## Exercise requirements
All entries are to be quoted exactly; the images stay out of the copy.

## Provided records
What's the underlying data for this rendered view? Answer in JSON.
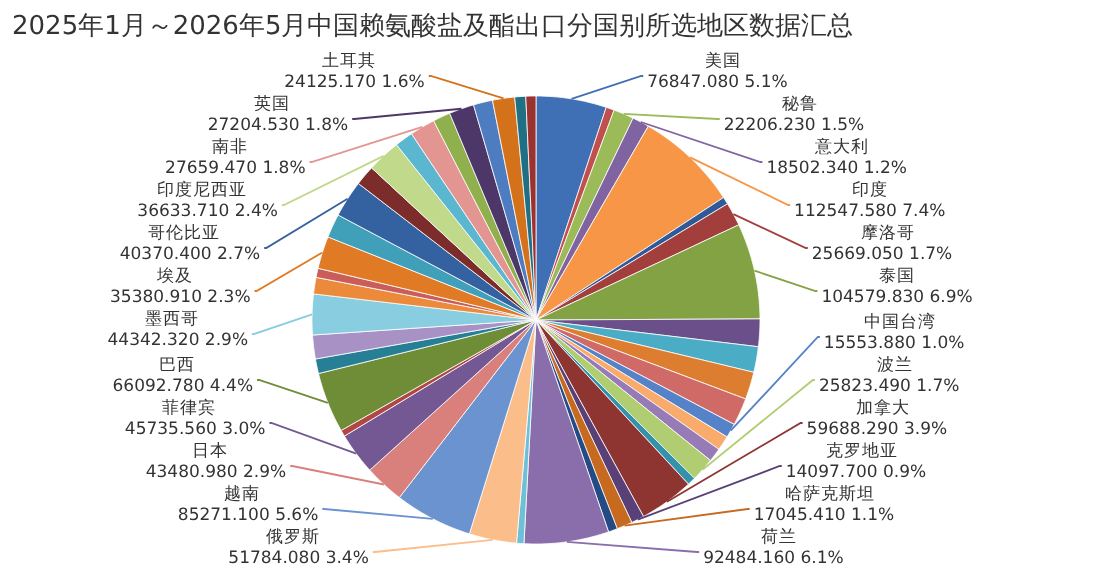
{
  "chart_data": {
    "type": "pie",
    "title": "2025年1月～2026年5月中国赖氨酸盐及酯出口分国别所选地区数据汇总",
    "categories": [
      "美国",
      null,
      "秘鲁",
      "意大利",
      "印度",
      null,
      "摩洛哥",
      "泰国",
      null,
      null,
      null,
      null,
      "中国台湾",
      null,
      null,
      "波兰",
      null,
      "加拿大",
      "克罗地亚",
      "哈萨克斯坦",
      null,
      "荷兰",
      null,
      "俄罗斯",
      "越南",
      "日本",
      "菲律宾",
      null,
      "巴西",
      null,
      null,
      "墨西哥",
      null,
      null,
      "埃及",
      null,
      "哥伦比亚",
      null,
      "印度尼西亚",
      null,
      "南非",
      null,
      "英国",
      null,
      "土耳其",
      null,
      null
    ],
    "values": [
      76847.08,
      9000,
      22206.23,
      18502.34,
      112547.58,
      8000,
      25669.05,
      104579.83,
      30000,
      28000,
      30000,
      30000,
      15553.88,
      16000,
      15000,
      25823.49,
      9000,
      59688.29,
      14097.7,
      17045.41,
      10000,
      92484.16,
      8000,
      51784.08,
      85271.1,
      43480.98,
      45735.56,
      7000,
      66092.78,
      16000,
      26000,
      44342.32,
      18000,
      10000,
      35380.91,
      26000,
      40370.4,
      22000,
      36633.71,
      20000,
      27659.47,
      19000,
      27204.53,
      21000,
      24125.17,
      12000,
      11000
    ],
    "value_labels": [
      "76847.080 5.1%",
      null,
      "22206.230 1.5%",
      "18502.340 1.2%",
      "112547.580 7.4%",
      null,
      "25669.050 1.7%",
      "104579.830 6.9%",
      null,
      null,
      null,
      null,
      "15553.880 1.0%",
      null,
      null,
      "25823.490 1.7%",
      null,
      "59688.290 3.9%",
      "14097.700 0.9%",
      "17045.410 1.1%",
      null,
      "92484.160 6.1%",
      null,
      "51784.080 3.4%",
      "85271.100 5.6%",
      "43480.980 2.9%",
      "45735.560 3.0%",
      null,
      "66092.780 4.4%",
      null,
      null,
      "44342.320 2.9%",
      null,
      null,
      "35380.910 2.3%",
      null,
      "40370.400 2.7%",
      null,
      "36633.710 2.4%",
      null,
      "27659.470 1.8%",
      null,
      "27204.530 1.8%",
      null,
      "24125.170 1.6%",
      null,
      null
    ],
    "colors": [
      "#3f6fb5",
      "#c0504d",
      "#9bbb59",
      "#8064a2",
      "#f79646",
      "#2f5a9a",
      "#a23f3c",
      "#82a244",
      "#6a4f8a",
      "#4bacc6",
      "#dd7d2f",
      "#d06a67",
      "#5683c8",
      "#f9ab6b",
      "#967bb6",
      "#b0cd72",
      "#3592ab",
      "#8e3532",
      "#594178",
      "#c76a1f",
      "#254b85",
      "#8a6eac",
      "#6ec0d6",
      "#fbbd89",
      "#6a93d0",
      "#d9807d",
      "#735894",
      "#b04744",
      "#6f8c37",
      "#277f96",
      "#a891c4",
      "#88cde0",
      "#ea8a3a",
      "#c95d5a",
      "#e07a25",
      "#409fb9",
      "#34619f",
      "#7c2c2a",
      "#c0d98a",
      "#5bb6cf",
      "#e39592",
      "#8fb04d",
      "#4d3668",
      "#4d7dc0",
      "#d4721c",
      "#1f6f85",
      "#9a3230"
    ]
  }
}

## Answer in full
What's the underlying data for this rendered view? Answer in JSON.
{
  "chart_data": {
    "type": "pie",
    "title": "2025年1月～2026年5月中国赖氨酸盐及酯出口分国别所选地区数据汇总",
    "categories": [
      "美国",
      null,
      "秘鲁",
      "意大利",
      "印度",
      null,
      "摩洛哥",
      "泰国",
      null,
      null,
      null,
      null,
      "中国台湾",
      null,
      null,
      "波兰",
      null,
      "加拿大",
      "克罗地亚",
      "哈萨克斯坦",
      null,
      "荷兰",
      null,
      "俄罗斯",
      "越南",
      "日本",
      "菲律宾",
      null,
      "巴西",
      null,
      null,
      "墨西哥",
      null,
      null,
      "埃及",
      null,
      "哥伦比亚",
      null,
      "印度尼西亚",
      null,
      "南非",
      null,
      "英国",
      null,
      "土耳其",
      null,
      null
    ],
    "values": [
      76847.08,
      9000,
      22206.23,
      18502.34,
      112547.58,
      8000,
      25669.05,
      104579.83,
      30000,
      28000,
      30000,
      30000,
      15553.88,
      16000,
      15000,
      25823.49,
      9000,
      59688.29,
      14097.7,
      17045.41,
      10000,
      92484.16,
      8000,
      51784.08,
      85271.1,
      43480.98,
      45735.56,
      7000,
      66092.78,
      16000,
      26000,
      44342.32,
      18000,
      10000,
      35380.91,
      26000,
      40370.4,
      22000,
      36633.71,
      20000,
      27659.47,
      19000,
      27204.53,
      21000,
      24125.17,
      12000,
      11000
    ],
    "value_labels": [
      "76847.080 5.1%",
      null,
      "22206.230 1.5%",
      "18502.340 1.2%",
      "112547.580 7.4%",
      null,
      "25669.050 1.7%",
      "104579.830 6.9%",
      null,
      null,
      null,
      null,
      "15553.880 1.0%",
      null,
      null,
      "25823.490 1.7%",
      null,
      "59688.290 3.9%",
      "14097.700 0.9%",
      "17045.410 1.1%",
      null,
      "92484.160 6.1%",
      null,
      "51784.080 3.4%",
      "85271.100 5.6%",
      "43480.980 2.9%",
      "45735.560 3.0%",
      null,
      "66092.780 4.4%",
      null,
      null,
      "44342.320 2.9%",
      null,
      null,
      "35380.910 2.3%",
      null,
      "40370.400 2.7%",
      null,
      "36633.710 2.4%",
      null,
      "27659.470 1.8%",
      null,
      "27204.530 1.8%",
      null,
      "24125.170 1.6%",
      null,
      null
    ],
    "colors": [
      "#3f6fb5",
      "#c0504d",
      "#9bbb59",
      "#8064a2",
      "#f79646",
      "#2f5a9a",
      "#a23f3c",
      "#82a244",
      "#6a4f8a",
      "#4bacc6",
      "#dd7d2f",
      "#d06a67",
      "#5683c8",
      "#f9ab6b",
      "#967bb6",
      "#b0cd72",
      "#3592ab",
      "#8e3532",
      "#594178",
      "#c76a1f",
      "#254b85",
      "#8a6eac",
      "#6ec0d6",
      "#fbbd89",
      "#6a93d0",
      "#d9807d",
      "#735894",
      "#b04744",
      "#6f8c37",
      "#277f96",
      "#a891c4",
      "#88cde0",
      "#ea8a3a",
      "#c95d5a",
      "#e07a25",
      "#409fb9",
      "#34619f",
      "#7c2c2a",
      "#c0d98a",
      "#5bb6cf",
      "#e39592",
      "#8fb04d",
      "#4d3668",
      "#4d7dc0",
      "#d4721c",
      "#1f6f85",
      "#9a3230"
    ]
  }
}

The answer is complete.